Rows from a dataset:
>> BEGIN
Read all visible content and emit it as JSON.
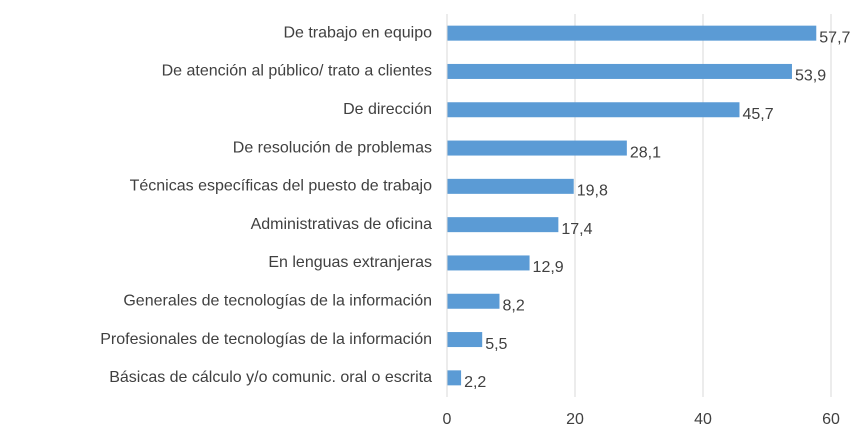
{
  "chart_data": {
    "type": "bar",
    "orientation": "horizontal",
    "categories": [
      "De trabajo en equipo",
      "De atención al público/ trato a clientes",
      "De dirección",
      "De resolución de problemas",
      "Técnicas específicas del puesto de trabajo",
      "Administrativas de oficina",
      "En lenguas extranjeras",
      "Generales de tecnologías de la información",
      "Profesionales de tecnologías de la información",
      "Básicas de cálculo y/o comunic. oral o escrita"
    ],
    "values": [
      57.7,
      53.9,
      45.7,
      28.1,
      19.8,
      17.4,
      12.9,
      8.2,
      5.5,
      2.2
    ],
    "value_labels": [
      "57,7",
      "53,9",
      "45,7",
      "28,1",
      "19,8",
      "17,4",
      "12,9",
      "8,2",
      "5,5",
      "2,2"
    ],
    "color": "#5b9bd5",
    "xlim": [
      0,
      60
    ],
    "xticks": [
      0,
      20,
      40,
      60
    ],
    "grid": true
  }
}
>> END
### WHAT IS REQUIRED
Identify each line of the material where the word "tecnologías" shows up, and copy it.

### COMPLETED EXERCISE
      "Generales de tecnologías de la información",
      "Profesionales de tecnologías de la información",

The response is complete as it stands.